• TASK: Copy down every line where the string "well" shows up.

═══

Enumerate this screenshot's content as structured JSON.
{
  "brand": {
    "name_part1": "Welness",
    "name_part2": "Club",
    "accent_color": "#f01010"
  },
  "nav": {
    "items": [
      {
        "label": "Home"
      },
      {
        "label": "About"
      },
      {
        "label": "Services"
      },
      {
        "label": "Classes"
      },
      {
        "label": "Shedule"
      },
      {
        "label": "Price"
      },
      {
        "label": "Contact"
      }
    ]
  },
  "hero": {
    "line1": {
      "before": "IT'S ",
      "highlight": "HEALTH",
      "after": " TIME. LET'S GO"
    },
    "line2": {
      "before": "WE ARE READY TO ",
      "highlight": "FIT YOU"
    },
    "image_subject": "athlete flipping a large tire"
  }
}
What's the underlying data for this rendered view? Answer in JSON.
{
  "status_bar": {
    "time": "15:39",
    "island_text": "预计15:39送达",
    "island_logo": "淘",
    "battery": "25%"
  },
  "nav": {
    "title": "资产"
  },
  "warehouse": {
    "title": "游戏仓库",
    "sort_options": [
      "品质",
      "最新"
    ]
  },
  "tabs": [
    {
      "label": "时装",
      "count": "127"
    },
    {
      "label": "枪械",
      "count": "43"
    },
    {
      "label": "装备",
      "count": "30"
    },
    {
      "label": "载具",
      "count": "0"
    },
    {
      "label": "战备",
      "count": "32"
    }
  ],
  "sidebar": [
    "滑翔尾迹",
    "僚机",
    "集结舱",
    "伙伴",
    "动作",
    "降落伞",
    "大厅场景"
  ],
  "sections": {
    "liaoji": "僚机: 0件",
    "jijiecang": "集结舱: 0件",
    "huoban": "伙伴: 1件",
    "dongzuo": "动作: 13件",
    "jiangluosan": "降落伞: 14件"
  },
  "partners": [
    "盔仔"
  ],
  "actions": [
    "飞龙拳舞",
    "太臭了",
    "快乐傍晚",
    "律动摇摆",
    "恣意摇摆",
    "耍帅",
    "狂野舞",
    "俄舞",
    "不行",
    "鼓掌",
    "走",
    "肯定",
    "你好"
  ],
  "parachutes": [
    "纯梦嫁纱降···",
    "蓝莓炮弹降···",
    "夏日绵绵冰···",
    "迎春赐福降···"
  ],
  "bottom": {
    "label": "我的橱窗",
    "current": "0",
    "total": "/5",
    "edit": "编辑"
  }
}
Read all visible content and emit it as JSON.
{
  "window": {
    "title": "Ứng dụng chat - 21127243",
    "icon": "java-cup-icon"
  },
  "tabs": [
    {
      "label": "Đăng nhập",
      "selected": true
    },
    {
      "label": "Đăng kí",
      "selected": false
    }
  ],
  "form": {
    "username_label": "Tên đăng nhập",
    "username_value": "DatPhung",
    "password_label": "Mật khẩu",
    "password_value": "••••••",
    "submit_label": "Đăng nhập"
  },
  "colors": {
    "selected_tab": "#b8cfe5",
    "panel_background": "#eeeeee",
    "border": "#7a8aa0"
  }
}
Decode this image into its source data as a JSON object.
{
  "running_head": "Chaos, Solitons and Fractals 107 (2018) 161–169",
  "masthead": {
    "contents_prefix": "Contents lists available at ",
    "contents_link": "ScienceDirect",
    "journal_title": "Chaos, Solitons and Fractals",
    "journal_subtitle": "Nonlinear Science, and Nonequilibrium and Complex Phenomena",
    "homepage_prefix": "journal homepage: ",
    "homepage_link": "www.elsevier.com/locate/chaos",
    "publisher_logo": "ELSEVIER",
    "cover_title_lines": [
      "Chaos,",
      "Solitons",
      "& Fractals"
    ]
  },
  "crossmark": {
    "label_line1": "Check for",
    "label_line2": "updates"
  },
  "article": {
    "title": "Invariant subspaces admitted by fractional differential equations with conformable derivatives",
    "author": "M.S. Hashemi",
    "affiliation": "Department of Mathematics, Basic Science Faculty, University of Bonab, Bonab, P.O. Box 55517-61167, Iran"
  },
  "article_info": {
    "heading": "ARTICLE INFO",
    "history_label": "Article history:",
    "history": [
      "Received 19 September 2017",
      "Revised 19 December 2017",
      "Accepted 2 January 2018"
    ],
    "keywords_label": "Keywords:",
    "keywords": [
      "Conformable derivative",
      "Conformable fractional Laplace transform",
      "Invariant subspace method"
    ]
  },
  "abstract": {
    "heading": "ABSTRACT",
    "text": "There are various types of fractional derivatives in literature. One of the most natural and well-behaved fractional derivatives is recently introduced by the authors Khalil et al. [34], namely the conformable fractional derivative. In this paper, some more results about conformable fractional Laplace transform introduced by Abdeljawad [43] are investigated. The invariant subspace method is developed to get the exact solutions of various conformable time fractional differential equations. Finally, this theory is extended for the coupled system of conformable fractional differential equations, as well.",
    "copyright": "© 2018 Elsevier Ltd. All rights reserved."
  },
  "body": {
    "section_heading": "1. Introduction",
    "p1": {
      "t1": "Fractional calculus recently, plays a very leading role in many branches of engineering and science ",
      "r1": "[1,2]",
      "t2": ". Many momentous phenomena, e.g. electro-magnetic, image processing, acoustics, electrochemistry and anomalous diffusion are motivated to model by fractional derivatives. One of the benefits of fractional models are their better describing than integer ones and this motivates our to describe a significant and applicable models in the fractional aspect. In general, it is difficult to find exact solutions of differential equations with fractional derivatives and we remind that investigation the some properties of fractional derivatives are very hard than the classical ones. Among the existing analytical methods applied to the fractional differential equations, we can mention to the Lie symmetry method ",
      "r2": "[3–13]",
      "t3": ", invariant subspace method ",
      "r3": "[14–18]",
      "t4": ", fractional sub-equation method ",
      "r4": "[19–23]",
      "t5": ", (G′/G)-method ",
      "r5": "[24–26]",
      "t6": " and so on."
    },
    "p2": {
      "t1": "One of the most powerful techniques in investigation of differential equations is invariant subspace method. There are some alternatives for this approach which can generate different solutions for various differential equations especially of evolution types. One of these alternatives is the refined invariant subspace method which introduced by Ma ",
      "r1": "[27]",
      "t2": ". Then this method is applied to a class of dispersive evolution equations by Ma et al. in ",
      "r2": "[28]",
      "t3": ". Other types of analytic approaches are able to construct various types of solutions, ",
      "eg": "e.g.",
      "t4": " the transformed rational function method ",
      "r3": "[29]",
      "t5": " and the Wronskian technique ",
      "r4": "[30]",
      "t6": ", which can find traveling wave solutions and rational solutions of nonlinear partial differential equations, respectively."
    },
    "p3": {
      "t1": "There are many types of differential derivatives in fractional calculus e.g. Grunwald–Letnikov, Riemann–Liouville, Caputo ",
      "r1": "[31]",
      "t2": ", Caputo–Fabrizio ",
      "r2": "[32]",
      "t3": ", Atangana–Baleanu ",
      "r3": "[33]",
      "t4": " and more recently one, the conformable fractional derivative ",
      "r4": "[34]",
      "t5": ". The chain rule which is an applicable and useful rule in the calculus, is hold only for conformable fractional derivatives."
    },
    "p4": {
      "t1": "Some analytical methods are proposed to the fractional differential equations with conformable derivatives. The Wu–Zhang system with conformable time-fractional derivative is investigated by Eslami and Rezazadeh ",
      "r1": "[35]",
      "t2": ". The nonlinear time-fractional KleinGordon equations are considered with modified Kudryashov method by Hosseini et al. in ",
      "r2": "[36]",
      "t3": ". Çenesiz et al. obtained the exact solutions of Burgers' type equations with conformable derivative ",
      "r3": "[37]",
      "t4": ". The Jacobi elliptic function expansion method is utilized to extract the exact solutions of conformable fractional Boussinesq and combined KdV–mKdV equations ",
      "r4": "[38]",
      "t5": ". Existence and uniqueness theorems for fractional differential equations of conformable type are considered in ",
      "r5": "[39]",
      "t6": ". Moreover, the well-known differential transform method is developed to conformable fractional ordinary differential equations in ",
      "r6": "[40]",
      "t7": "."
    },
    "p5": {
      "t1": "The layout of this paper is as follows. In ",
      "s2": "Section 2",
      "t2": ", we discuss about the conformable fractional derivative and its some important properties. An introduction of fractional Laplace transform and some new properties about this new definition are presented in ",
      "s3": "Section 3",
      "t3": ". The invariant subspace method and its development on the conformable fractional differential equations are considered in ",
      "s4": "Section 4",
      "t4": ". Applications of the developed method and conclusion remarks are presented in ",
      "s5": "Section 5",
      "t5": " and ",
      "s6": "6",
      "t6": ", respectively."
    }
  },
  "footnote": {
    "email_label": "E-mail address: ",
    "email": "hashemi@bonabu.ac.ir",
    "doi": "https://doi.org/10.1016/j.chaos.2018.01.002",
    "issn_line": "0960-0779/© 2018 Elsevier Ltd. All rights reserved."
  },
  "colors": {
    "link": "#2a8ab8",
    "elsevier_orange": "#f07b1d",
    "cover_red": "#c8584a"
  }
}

═══

• ANSWER TO THIS EXERCISE:
    "text": "There are various types of fractional derivatives in literature. One of the most natural and well-behaved fractional derivatives is recently introduced by the authors Khalil et al. [34], namely the conformable fractional derivative. In this paper, some more results about conformable fractional Laplace transform introduced by Abdeljawad [43] are investigated. The invariant subspace method is developed to get the exact solutions of various conformable time fractional differential equations. Finally, this theory is extended for the coupled system of conformable fractional differential equations, as well.",
      "t6": ". Moreover, the well-known differential transform method is developed to conformable fractional ordinary differential equations in ",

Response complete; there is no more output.